Der Aufwand in IT-Projekten steht oft in Relation mit der Anzahl der aktiven Anwender:innen und mit der Anzahl der betroffenen Geschäftsprozesse. Wir können also alte Projekte nehmen und diese mit den Treibern vergleichen, z. B. die tatsächlichen Projekttage durch die Anzahl der aktiven Anwender:innen teilen.

Aus der Literatur gibt es noch weitere Hinweise:

  • Im Buch "Benefits Management" teilen die Autoren John Ward und Elizabeth Daniel Lösungen danach ein , wie hoch ihre Bedeutung für das aktuelle und für das zukünftige Business ist. Daraus kann ableiten, woher der Nutzen am Ende kommt.
  • Im Artikel "Mastering the Three Worlds of Information Technology" beschreibt der Autor Andrew McAfee drei Klassen von Systemen: Function IT, Network IT, Enterprise IT.
  • Im Buch "Project Management Reinvented" beschreiben die Autoren Aaron Shenhar und Dov Dvir vier Arten von Unsicherheit (Neuheit, Technologie, Komplexität und Zeitdruck), die Einfluss auf das Projektmanagement haben.

Diese Informationen helfen uns bei der ersten Aufnahme der Idee. Wir können mit wenigen Fragen die ersten Ideen konkretisieren.

* * * *

| Zu lösende Aufgabe |
Geben Sie bitte einen Teil des Ausgangstexts wörtlich wieder: Beginnen Sie bei den Worten „Aus der Literatur“ und hören Sie nach den Worten „das Projektmanagement haben.“ auf.

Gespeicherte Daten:
* * * *

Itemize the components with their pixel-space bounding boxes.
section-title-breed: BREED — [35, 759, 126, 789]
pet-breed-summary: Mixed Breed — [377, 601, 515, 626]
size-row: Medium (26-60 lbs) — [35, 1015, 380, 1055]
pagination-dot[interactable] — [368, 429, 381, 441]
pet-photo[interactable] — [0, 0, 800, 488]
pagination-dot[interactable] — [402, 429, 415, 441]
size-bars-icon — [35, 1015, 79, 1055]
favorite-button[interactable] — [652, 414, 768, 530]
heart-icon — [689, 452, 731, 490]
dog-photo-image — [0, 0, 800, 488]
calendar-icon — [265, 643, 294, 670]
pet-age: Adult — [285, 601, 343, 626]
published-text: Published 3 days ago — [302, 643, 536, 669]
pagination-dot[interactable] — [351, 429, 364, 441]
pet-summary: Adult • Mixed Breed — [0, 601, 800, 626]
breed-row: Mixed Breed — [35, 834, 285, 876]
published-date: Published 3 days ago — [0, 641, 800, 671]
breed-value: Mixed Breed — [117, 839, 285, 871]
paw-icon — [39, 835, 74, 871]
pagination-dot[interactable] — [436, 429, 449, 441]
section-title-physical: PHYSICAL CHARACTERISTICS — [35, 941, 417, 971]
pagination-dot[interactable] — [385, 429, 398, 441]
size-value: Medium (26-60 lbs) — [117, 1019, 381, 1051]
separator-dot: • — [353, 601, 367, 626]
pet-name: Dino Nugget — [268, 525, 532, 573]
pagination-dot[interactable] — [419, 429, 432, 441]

* * * *

| Antwortfeld |
Aus der Literatur gibt es noch weitere Hinweise:

  • Im Buch "Benefits Management" teilen die Autoren John Ward und Elizabeth Daniel Lösungen danach ein , wie hoch ihre Bedeutung für das aktuelle und für das zukünftige Business ist. Daraus kann ableiten, woher der Nutzen am Ende kommt.
  • Im Artikel "Mastering the Three Worlds of Information Technology" beschreibt der Autor Andrew McAfee drei Klassen von Systemen: Function IT, Network IT, Enterprise IT.
  • Im Buch "Project Management Reinvented" beschreiben die Autoren Aaron Shenhar und Dov Dvir vier Arten von Unsicherheit (Neuheit, Technologie, Komplexität und Zeitdruck), die Einfluss auf das Projektmanagement haben.